* **Directions**
Copy out all lines where "prestations" appears.

* **Data listing**
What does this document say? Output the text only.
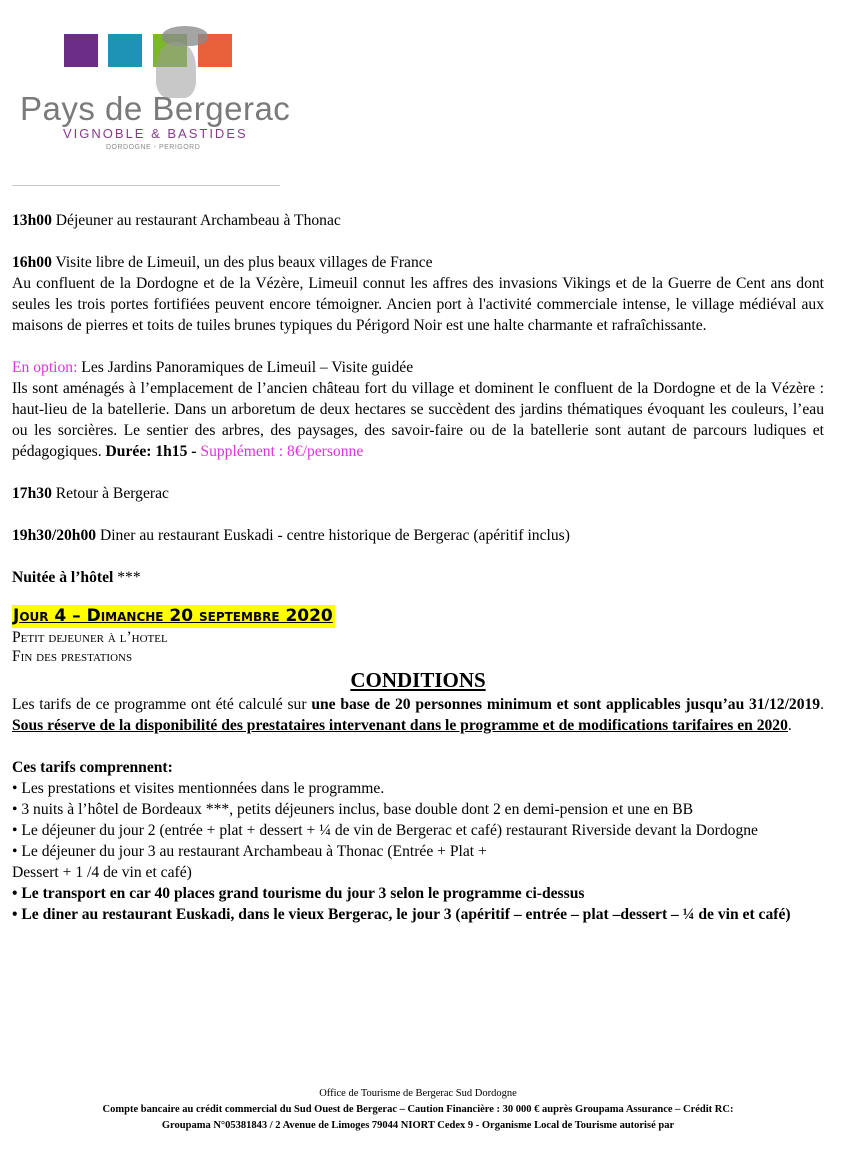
Pays de Bergerac
VIGNOBLE & BASTIDES
DORDOGNE - PERIGORD

13h00 Déjeuner au restaurant Archambeau à Thonac

16h00 Visite libre de Limeuil, un des plus beaux villages de France

Au confluent de la Dordogne et de la Vézère, Limeuil connut les affres des invasions Vikings et de la Guerre de Cent ans dont seules les trois portes fortifiées peuvent encore témoigner. Ancien port à l'activité commerciale intense, le village médiéval aux maisons de pierres et toits de tuiles brunes typiques du Périgord Noir est une halte charmante et rafraîchissante.

En option: Les Jardins Panoramiques de Limeuil – Visite guidée

Ils sont aménagés à l’emplacement de l’ancien château fort du village et dominent le confluent de la Dordogne et de la Vézère : haut-lieu de la batellerie. Dans un arboretum de deux hectares se succèdent des jardins thématiques évoquant les couleurs, l’eau ou les sorcières. Le sentier des arbres, des paysages, des savoir-faire ou de la batellerie sont autant de parcours ludiques et pédagogiques. Durée: 1h15 - Supplément : 8€/personne

17h30 Retour à Bergerac

19h30/20h00 Diner au restaurant Euskadi - centre historique de Bergerac (apéritif inclus)

Nuitée à l’hôtel ***

Jour 4 – Dimanche 20 septembre 2020

Petit dejeuner à l’hotel

Fin des prestations

CONDITIONS

Les tarifs de ce programme ont été calculé sur une base de 20 personnes minimum et sont applicables jusqu’au 31/12/2019. Sous réserve de la disponibilité des prestataires intervenant dans le programme et de modifications tarifaires en 2020.

Ces tarifs comprennent:

• Les prestations et visites mentionnées dans le programme.

• 3 nuits à l’hôtel de Bordeaux ***, petits déjeuners inclus, base double dont 2 en demi-pension et une en BB

• Le déjeuner du jour 2 (entrée + plat + dessert + ¼ de vin de Bergerac et café) restaurant Riverside devant la Dordogne

• Le déjeuner du jour 3 au restaurant Archambeau à Thonac (Entrée + Plat +

Dessert + 1 /4 de vin et café)

• Le transport en car 40 places grand tourisme du jour 3 selon le programme ci-dessus

• Le diner au restaurant Euskadi, dans le vieux Bergerac, le jour 3 (apéritif – entrée – plat –dessert – ¼ de vin et café)

Office de Tourisme de Bergerac Sud Dordogne
Compte bancaire au crédit commercial du Sud Ouest de Bergerac – Caution Financière : 30 000 € auprès Groupama Assurance – Crédit RC:
Groupama N°05381843 / 2 Avenue de Limoges 79044 NIORT Cedex 9 - Organisme Local de Tourisme autorisé par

* **Problem solution**
Fin des prestations
• Les prestations et visites mentionnées dans le programme.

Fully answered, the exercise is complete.